* begin *

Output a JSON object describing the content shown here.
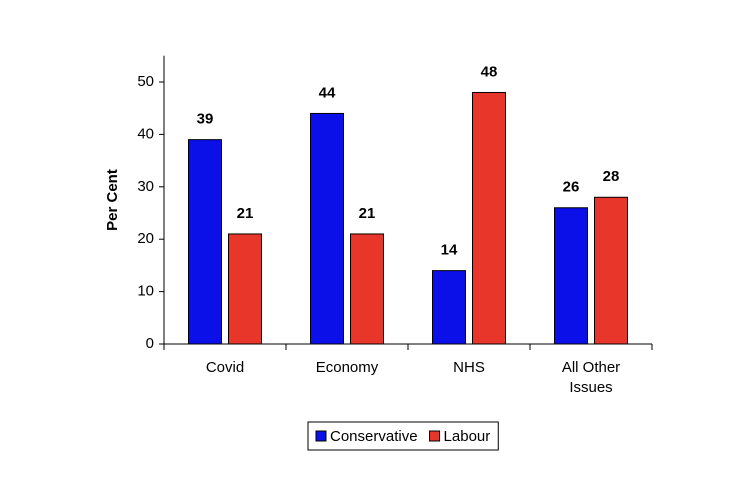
{
  "chart_data": {
    "type": "bar",
    "categories": [
      "Covid",
      "Economy",
      "NHS",
      "All Other Issues"
    ],
    "series": [
      {
        "name": "Conservative",
        "color": "#0b0fe8",
        "values": [
          39,
          44,
          14,
          26
        ]
      },
      {
        "name": "Labour",
        "color": "#e8362b",
        "values": [
          21,
          21,
          48,
          28
        ]
      }
    ],
    "y_label": "Per Cent",
    "ylim": [
      0,
      55
    ],
    "yticks": [
      0,
      10,
      20,
      30,
      40,
      50
    ],
    "legend": "bottom"
  }
}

* end *

Direction: Repeat the records above exactly, omitting every picture.

The solution:
Output a JSON object describing the content shown here.
{
  "chart_data": {
    "type": "bar",
    "categories": [
      "Covid",
      "Economy",
      "NHS",
      "All Other Issues"
    ],
    "series": [
      {
        "name": "Conservative",
        "color": "#0b0fe8",
        "values": [
          39,
          44,
          14,
          26
        ]
      },
      {
        "name": "Labour",
        "color": "#e8362b",
        "values": [
          21,
          21,
          48,
          28
        ]
      }
    ],
    "y_label": "Per Cent",
    "ylim": [
      0,
      55
    ],
    "yticks": [
      0,
      10,
      20,
      30,
      40,
      50
    ],
    "legend": "bottom"
  }
}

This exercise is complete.